* start AVAILABLE RECORDS *
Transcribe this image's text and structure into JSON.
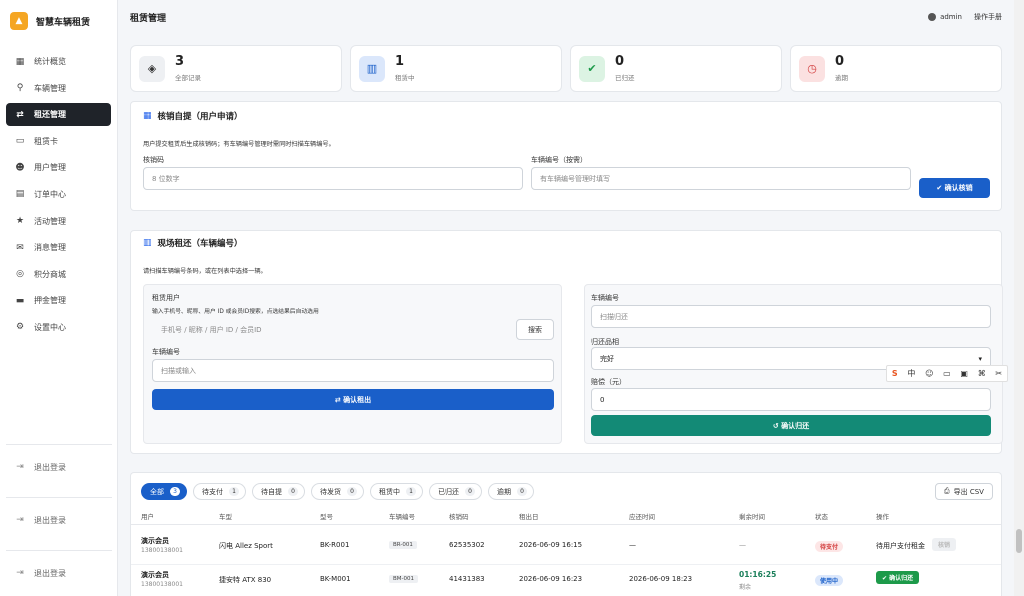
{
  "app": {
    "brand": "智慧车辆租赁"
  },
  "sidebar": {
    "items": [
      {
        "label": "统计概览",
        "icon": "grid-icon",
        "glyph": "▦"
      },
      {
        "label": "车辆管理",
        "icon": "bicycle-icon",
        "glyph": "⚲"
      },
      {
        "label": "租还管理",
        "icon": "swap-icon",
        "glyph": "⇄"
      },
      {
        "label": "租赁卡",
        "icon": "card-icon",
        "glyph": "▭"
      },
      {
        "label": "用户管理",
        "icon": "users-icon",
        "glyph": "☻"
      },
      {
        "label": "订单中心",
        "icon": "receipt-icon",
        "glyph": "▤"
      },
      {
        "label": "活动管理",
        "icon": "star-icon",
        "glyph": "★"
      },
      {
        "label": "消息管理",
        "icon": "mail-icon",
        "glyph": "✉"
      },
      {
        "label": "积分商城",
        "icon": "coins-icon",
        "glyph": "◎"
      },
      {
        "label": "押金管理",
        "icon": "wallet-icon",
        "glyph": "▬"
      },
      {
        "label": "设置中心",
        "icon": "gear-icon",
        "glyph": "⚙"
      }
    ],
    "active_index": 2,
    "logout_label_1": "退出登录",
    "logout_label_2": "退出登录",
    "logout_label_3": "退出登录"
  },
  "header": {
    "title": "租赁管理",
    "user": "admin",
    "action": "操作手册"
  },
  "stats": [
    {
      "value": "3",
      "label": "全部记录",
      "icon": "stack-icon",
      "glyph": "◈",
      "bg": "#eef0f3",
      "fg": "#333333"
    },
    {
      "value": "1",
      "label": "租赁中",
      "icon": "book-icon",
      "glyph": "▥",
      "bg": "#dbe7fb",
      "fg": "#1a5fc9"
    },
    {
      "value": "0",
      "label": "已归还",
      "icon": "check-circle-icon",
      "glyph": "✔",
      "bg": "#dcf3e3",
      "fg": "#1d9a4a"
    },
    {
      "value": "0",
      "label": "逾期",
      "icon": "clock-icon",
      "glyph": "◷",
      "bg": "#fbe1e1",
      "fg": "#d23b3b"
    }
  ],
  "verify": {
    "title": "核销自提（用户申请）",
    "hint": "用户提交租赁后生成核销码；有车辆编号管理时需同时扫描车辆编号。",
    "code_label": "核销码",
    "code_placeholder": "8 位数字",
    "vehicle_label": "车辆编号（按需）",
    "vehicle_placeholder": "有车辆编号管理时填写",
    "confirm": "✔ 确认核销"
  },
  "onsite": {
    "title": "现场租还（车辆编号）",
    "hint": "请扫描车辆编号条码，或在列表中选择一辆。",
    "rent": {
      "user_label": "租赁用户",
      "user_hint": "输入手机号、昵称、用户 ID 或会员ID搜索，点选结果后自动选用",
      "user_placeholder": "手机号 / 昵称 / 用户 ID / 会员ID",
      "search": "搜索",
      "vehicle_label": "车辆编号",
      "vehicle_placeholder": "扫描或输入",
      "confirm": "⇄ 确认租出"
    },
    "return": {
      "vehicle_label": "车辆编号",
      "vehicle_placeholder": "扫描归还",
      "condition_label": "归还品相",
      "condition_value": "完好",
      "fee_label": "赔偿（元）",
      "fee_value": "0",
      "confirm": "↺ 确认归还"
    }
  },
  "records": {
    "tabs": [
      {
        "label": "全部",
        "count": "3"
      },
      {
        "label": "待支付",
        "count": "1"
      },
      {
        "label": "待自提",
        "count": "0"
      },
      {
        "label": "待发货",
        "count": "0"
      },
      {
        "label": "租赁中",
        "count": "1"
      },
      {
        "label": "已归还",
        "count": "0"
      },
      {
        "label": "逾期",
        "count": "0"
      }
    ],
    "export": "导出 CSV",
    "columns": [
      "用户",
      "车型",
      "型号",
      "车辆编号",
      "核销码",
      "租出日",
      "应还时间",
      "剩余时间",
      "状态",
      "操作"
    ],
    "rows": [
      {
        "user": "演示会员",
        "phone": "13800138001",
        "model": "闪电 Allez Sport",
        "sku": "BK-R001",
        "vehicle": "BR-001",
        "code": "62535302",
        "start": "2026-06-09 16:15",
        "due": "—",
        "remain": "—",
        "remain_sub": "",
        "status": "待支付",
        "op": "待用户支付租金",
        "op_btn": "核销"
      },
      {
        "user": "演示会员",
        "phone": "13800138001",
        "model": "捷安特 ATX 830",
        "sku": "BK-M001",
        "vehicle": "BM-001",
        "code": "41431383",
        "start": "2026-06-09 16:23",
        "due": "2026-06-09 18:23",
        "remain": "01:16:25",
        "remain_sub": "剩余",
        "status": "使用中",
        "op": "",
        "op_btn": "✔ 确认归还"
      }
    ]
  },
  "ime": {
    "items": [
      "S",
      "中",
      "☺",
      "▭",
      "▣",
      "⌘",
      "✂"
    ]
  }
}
* end AVAILABLE RECORDS *
WORK TO DO: Return the material exactly as given, apart from the pictures.

EXERCISE RESULT:
Transcribe this image's text and structure into JSON.
{
  "app": {
    "brand": "智慧车辆租赁"
  },
  "sidebar": {
    "items": [
      {
        "label": "统计概览",
        "icon": "grid-icon",
        "glyph": "▦"
      },
      {
        "label": "车辆管理",
        "icon": "bicycle-icon",
        "glyph": "⚲"
      },
      {
        "label": "租还管理",
        "icon": "swap-icon",
        "glyph": "⇄"
      },
      {
        "label": "租赁卡",
        "icon": "card-icon",
        "glyph": "▭"
      },
      {
        "label": "用户管理",
        "icon": "users-icon",
        "glyph": "☻"
      },
      {
        "label": "订单中心",
        "icon": "receipt-icon",
        "glyph": "▤"
      },
      {
        "label": "活动管理",
        "icon": "star-icon",
        "glyph": "★"
      },
      {
        "label": "消息管理",
        "icon": "mail-icon",
        "glyph": "✉"
      },
      {
        "label": "积分商城",
        "icon": "coins-icon",
        "glyph": "◎"
      },
      {
        "label": "押金管理",
        "icon": "wallet-icon",
        "glyph": "▬"
      },
      {
        "label": "设置中心",
        "icon": "gear-icon",
        "glyph": "⚙"
      }
    ],
    "active_index": 2,
    "logout_label_1": "退出登录",
    "logout_label_2": "退出登录",
    "logout_label_3": "退出登录"
  },
  "header": {
    "title": "租赁管理",
    "user": "admin",
    "action": "操作手册"
  },
  "stats": [
    {
      "value": "3",
      "label": "全部记录",
      "icon": "stack-icon",
      "glyph": "◈",
      "bg": "#eef0f3",
      "fg": "#333333"
    },
    {
      "value": "1",
      "label": "租赁中",
      "icon": "book-icon",
      "glyph": "▥",
      "bg": "#dbe7fb",
      "fg": "#1a5fc9"
    },
    {
      "value": "0",
      "label": "已归还",
      "icon": "check-circle-icon",
      "glyph": "✔",
      "bg": "#dcf3e3",
      "fg": "#1d9a4a"
    },
    {
      "value": "0",
      "label": "逾期",
      "icon": "clock-icon",
      "glyph": "◷",
      "bg": "#fbe1e1",
      "fg": "#d23b3b"
    }
  ],
  "verify": {
    "title": "核销自提（用户申请）",
    "hint": "用户提交租赁后生成核销码；有车辆编号管理时需同时扫描车辆编号。",
    "code_label": "核销码",
    "code_placeholder": "8 位数字",
    "vehicle_label": "车辆编号（按需）",
    "vehicle_placeholder": "有车辆编号管理时填写",
    "confirm": "✔ 确认核销"
  },
  "onsite": {
    "title": "现场租还（车辆编号）",
    "hint": "请扫描车辆编号条码，或在列表中选择一辆。",
    "rent": {
      "user_label": "租赁用户",
      "user_hint": "输入手机号、昵称、用户 ID 或会员ID搜索，点选结果后自动选用",
      "user_placeholder": "手机号 / 昵称 / 用户 ID / 会员ID",
      "search": "搜索",
      "vehicle_label": "车辆编号",
      "vehicle_placeholder": "扫描或输入",
      "confirm": "⇄ 确认租出"
    },
    "return": {
      "vehicle_label": "车辆编号",
      "vehicle_placeholder": "扫描归还",
      "condition_label": "归还品相",
      "condition_value": "完好",
      "fee_label": "赔偿（元）",
      "fee_value": "0",
      "confirm": "↺ 确认归还"
    }
  },
  "records": {
    "tabs": [
      {
        "label": "全部",
        "count": "3"
      },
      {
        "label": "待支付",
        "count": "1"
      },
      {
        "label": "待自提",
        "count": "0"
      },
      {
        "label": "待发货",
        "count": "0"
      },
      {
        "label": "租赁中",
        "count": "1"
      },
      {
        "label": "已归还",
        "count": "0"
      },
      {
        "label": "逾期",
        "count": "0"
      }
    ],
    "export": "导出 CSV",
    "columns": [
      "用户",
      "车型",
      "型号",
      "车辆编号",
      "核销码",
      "租出日",
      "应还时间",
      "剩余时间",
      "状态",
      "操作"
    ],
    "rows": [
      {
        "user": "演示会员",
        "phone": "13800138001",
        "model": "闪电 Allez Sport",
        "sku": "BK-R001",
        "vehicle": "BR-001",
        "code": "62535302",
        "start": "2026-06-09 16:15",
        "due": "—",
        "remain": "—",
        "remain_sub": "",
        "status": "待支付",
        "op": "待用户支付租金",
        "op_btn": "核销"
      },
      {
        "user": "演示会员",
        "phone": "13800138001",
        "model": "捷安特 ATX 830",
        "sku": "BK-M001",
        "vehicle": "BM-001",
        "code": "41431383",
        "start": "2026-06-09 16:23",
        "due": "2026-06-09 18:23",
        "remain": "01:16:25",
        "remain_sub": "剩余",
        "status": "使用中",
        "op": "",
        "op_btn": "✔ 确认归还"
      }
    ]
  },
  "ime": {
    "items": [
      "S",
      "中",
      "☺",
      "▭",
      "▣",
      "⌘",
      "✂"
    ]
  }
}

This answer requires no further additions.